__WHAT YOU HAVE TO DO__: Without the pictures, copy all the entries below exactly.

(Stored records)
----------------------------------------

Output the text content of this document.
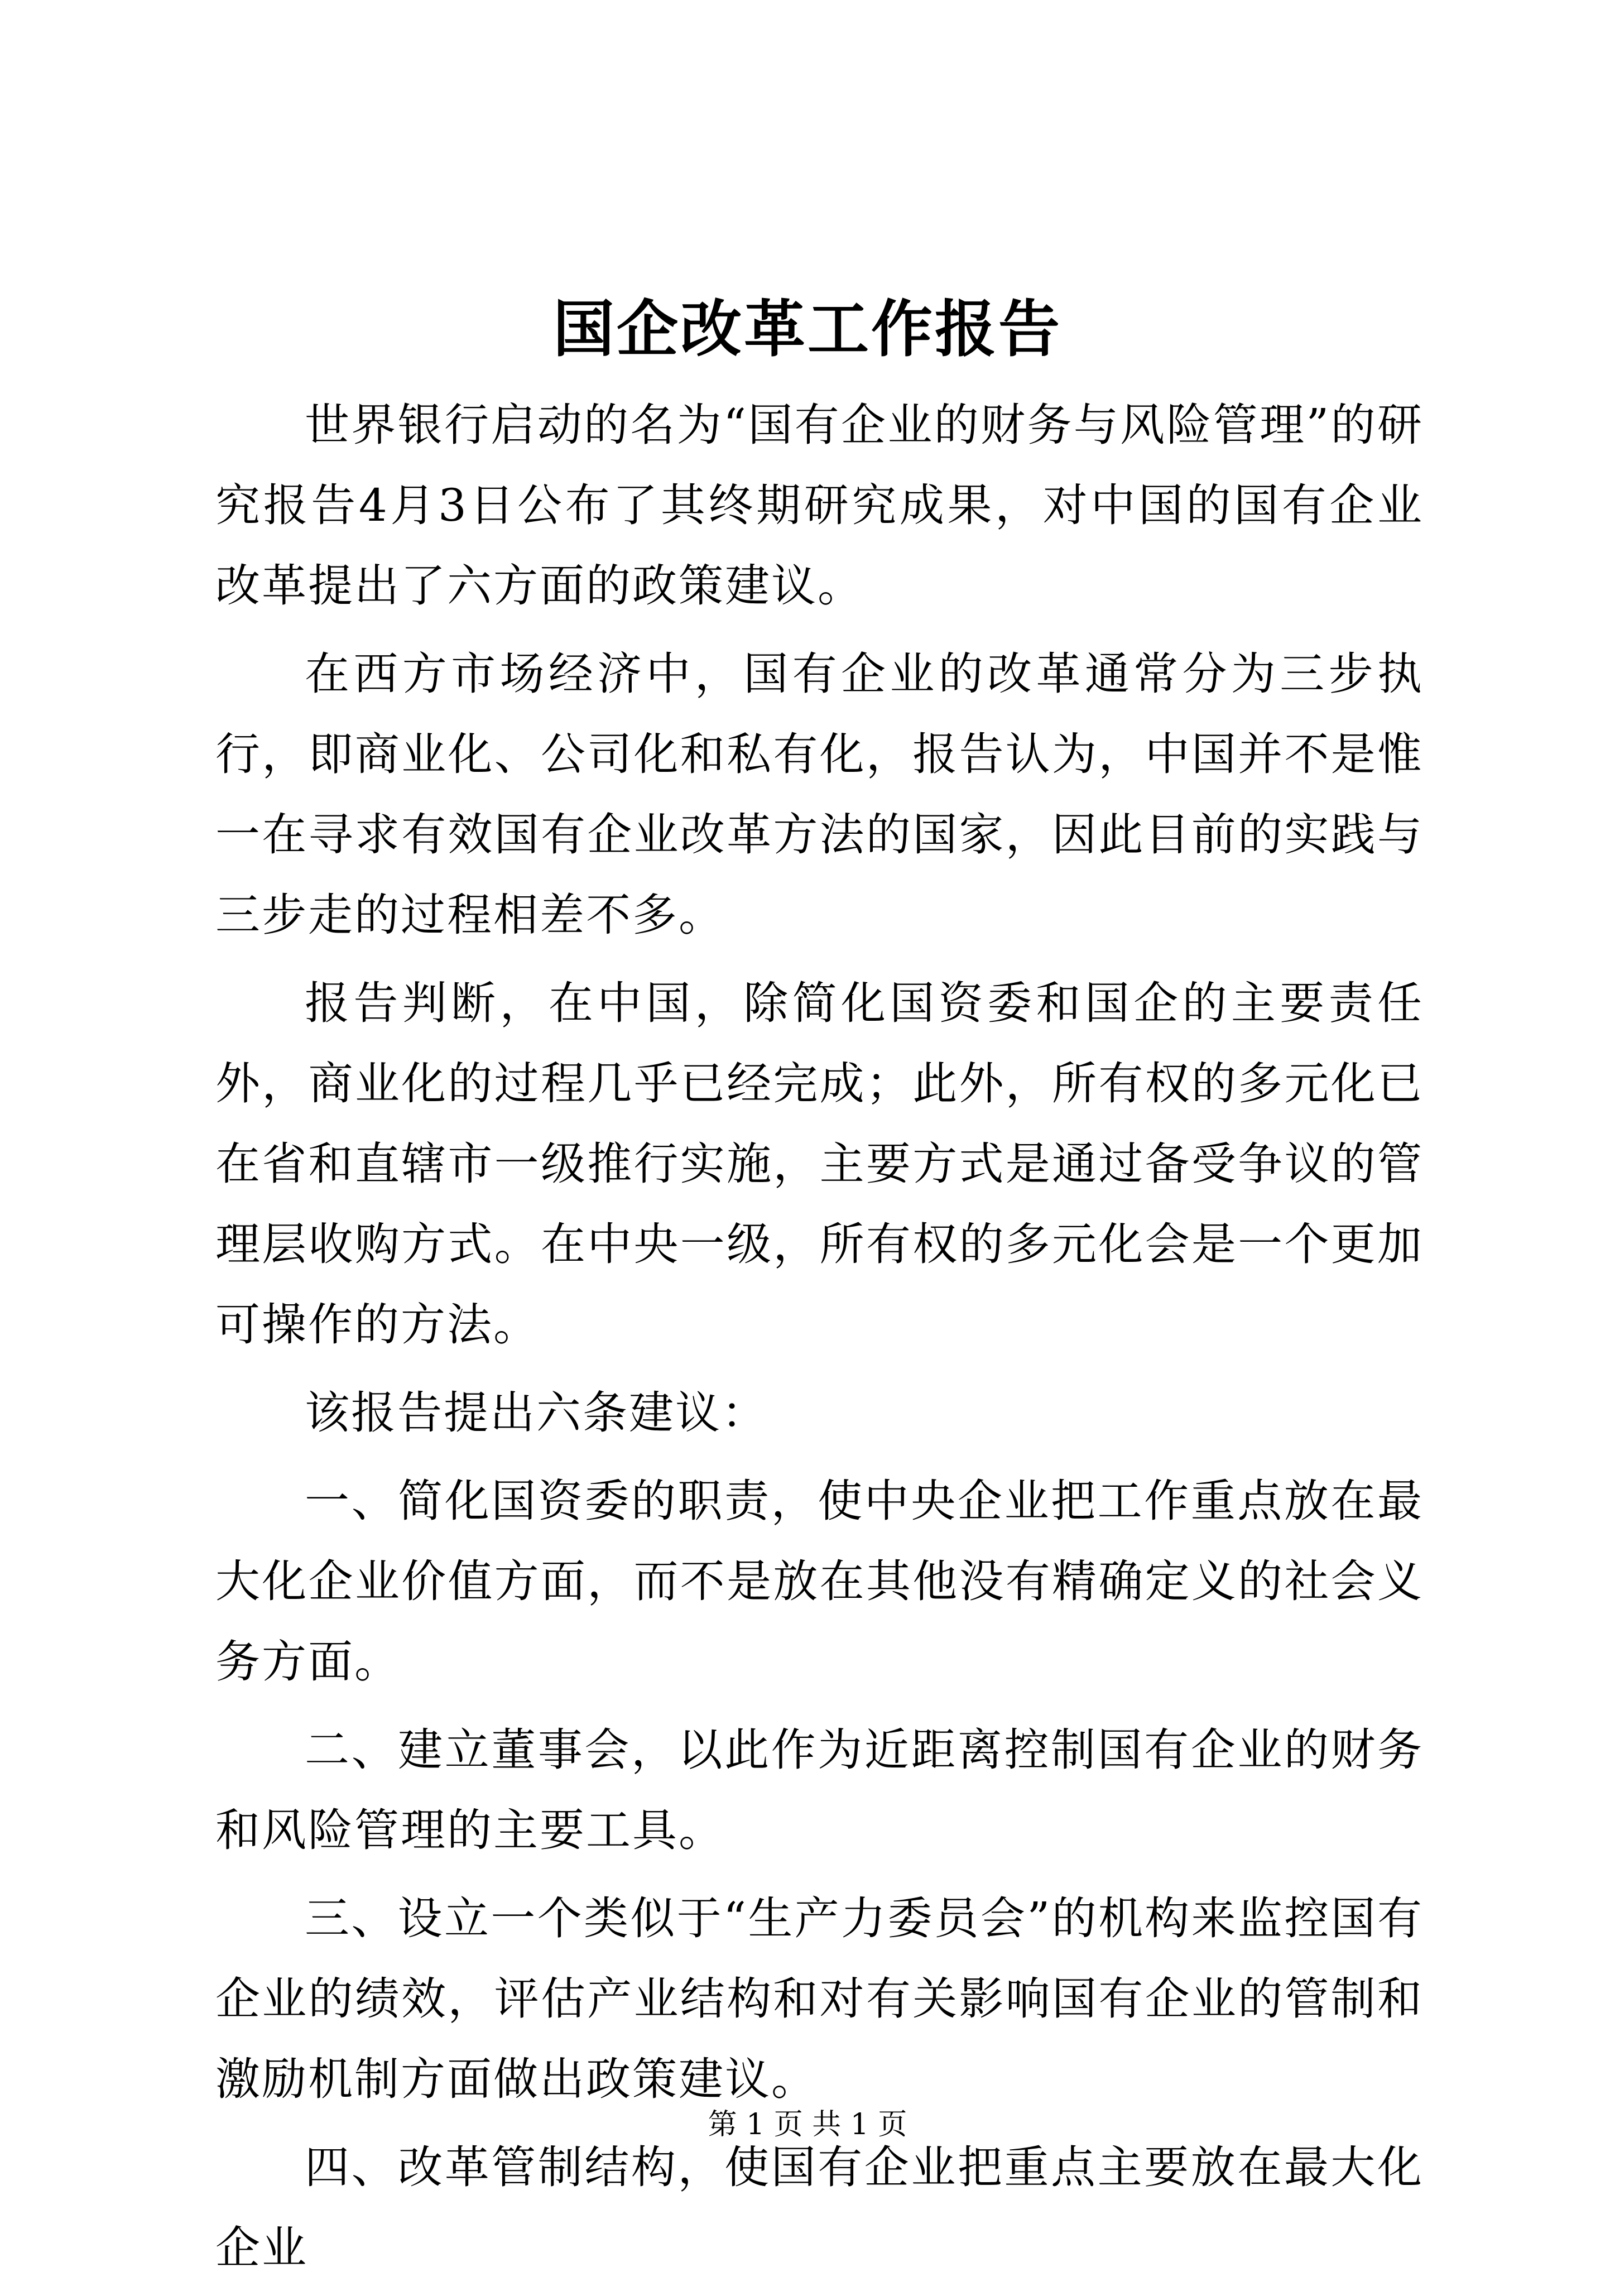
国企改革工作报告

世界银行启动的名为“国有企业的财务与风险管理”的研究报告4月3日公布了其终期研究成果，对中国的国有企业改革提出了六方面的政策建议。

在西方市场经济中，国有企业的改革通常分为三步执行，即商业化、公司化和私有化，报告认为，中国并不是惟一在寻求有效国有企业改革方法的国家，因此目前的实践与三步走的过程相差不多。

报告判断，在中国，除简化国资委和国企的主要责任外，商业化的过程几乎已经完成；此外，所有权的多元化已在省和直辖市一级推行实施，主要方式是通过备受争议的管理层收购方式。在中央一级，所有权的多元化会是一个更加可操作的方法。

该报告提出六条建议：

一、简化国资委的职责，使中央企业把工作重点放在最大化企业价值方面，而不是放在其他没有精确定义的社会义务方面。

二、建立董事会，以此作为近距离控制国有企业的财务和风险管理的主要工具。

三、设立一个类似于“生产力委员会”的机构来监控国有企业的绩效，评估产业结构和对有关影响国有企业的管制和激励机制方面做出政策建议。

四、改革管制结构，使国有企业把重点主要放在最大化企业

第 1 页 共 1 页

----------------------------------------

__EXERCISE OUTPUT__:
Output the text content of this document.
国企改革工作报告

世界银行启动的名为“国有企业的财务与风险管理”的研究报告4月3日公布了其终期研究成果，对中国的国有企业改革提出了六方面的政策建议。

在西方市场经济中，国有企业的改革通常分为三步执行，即商业化、公司化和私有化，报告认为，中国并不是惟一在寻求有效国有企业改革方法的国家，因此目前的实践与三步走的过程相差不多。

报告判断，在中国，除简化国资委和国企的主要责任外，商业化的过程几乎已经完成；此外，所有权的多元化已在省和直辖市一级推行实施，主要方式是通过备受争议的管理层收购方式。在中央一级，所有权的多元化会是一个更加可操作的方法。

该报告提出六条建议：

一、简化国资委的职责，使中央企业把工作重点放在最大化企业价值方面，而不是放在其他没有精确定义的社会义务方面。

二、建立董事会，以此作为近距离控制国有企业的财务和风险管理的主要工具。

三、设立一个类似于“生产力委员会”的机构来监控国有企业的绩效，评估产业结构和对有关影响国有企业的管制和激励机制方面做出政策建议。

四、改革管制结构，使国有企业把重点主要放在最大化企业

第 1 页 共 1 页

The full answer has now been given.